__Quellenauszug__.
..............................
Im common sense, ein bisschen Friede-Freude-Eierkuchen-mäßig, nennt der Klappentext Ehrenstein einen "Wegbereiter des literarischen Expressionismus", weiter: einen "Klassiker der Moderne". Damit kann man den Sargdeckel schließen, Asche zu Asche, Staub zu Staub. Das eigentlich Erstaunliche an Ehrenstein und seiner Generation geht damit verschütt: Die, die überlebten (man lese hierzu noch einmal den Anhang der "menschheitsdämmerung"), kennzeichnet trotz aller Verschiedenheit eines: ihre auch im Alter bewahrte Jugendlichkeit.
..............................
__Schriftliche Aufgabe__. Schreiben Sie aus dem Auszug über Ehrenstein die Stelle von „Im common sense, ein“ bis „Alter bewahrte Jugendlichkeit.“ wortgetreu ab.

__Angezeigte Daten__.
..............................
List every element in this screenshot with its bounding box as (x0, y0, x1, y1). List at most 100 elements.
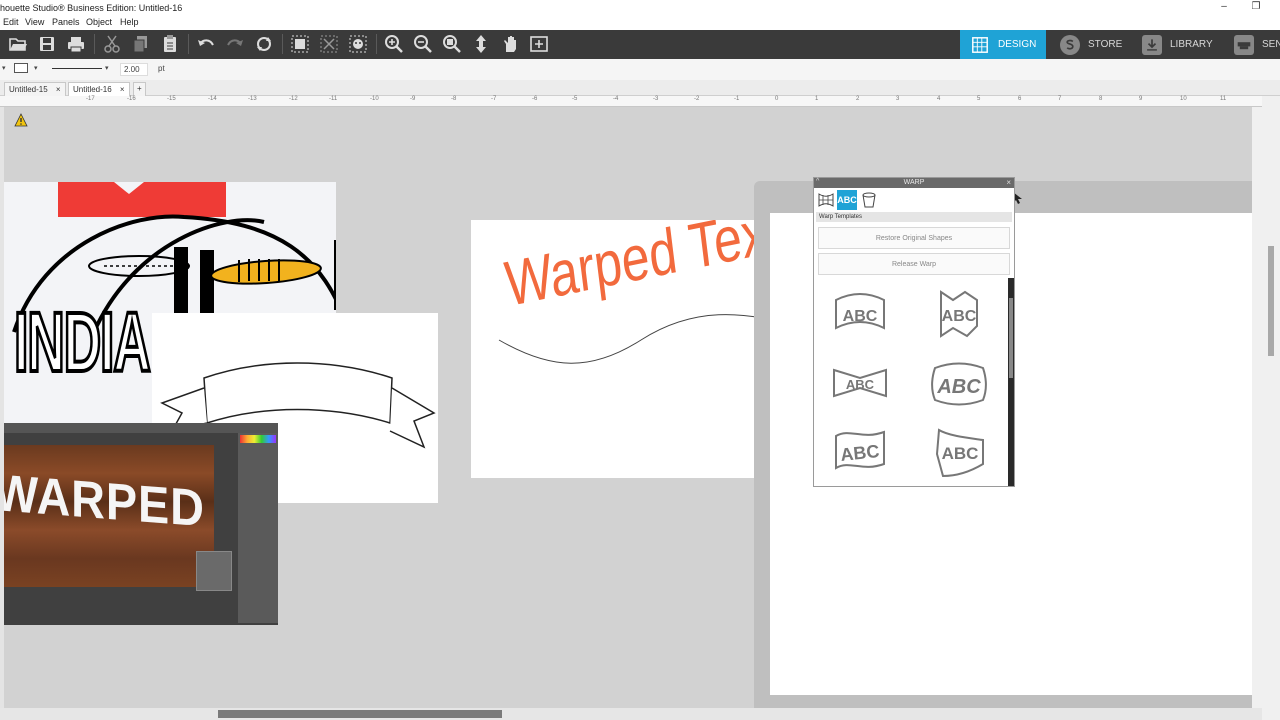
..............................
__Lösung der Aufgabe__.
Im common sense, ein bisschen Friede-Freude-Eierkuchen-mäßig, nennt der Klappentext Ehrenstein einen "Wegbereiter des literarischen Expressionismus", weiter: einen "Klassiker der Moderne". Damit kann man den Sargdeckel schließen, Asche zu Asche, Staub zu Staub. Das eigentlich Erstaunliche an Ehrenstein und seiner Generation geht damit verschütt: Die, die überlebten (man lese hierzu noch einmal den Anhang der "menschheitsdämmerung"), kennzeichnet trotz aller Verschiedenheit eines: ihre auch im Alter bewahrte Jugendlichkeit.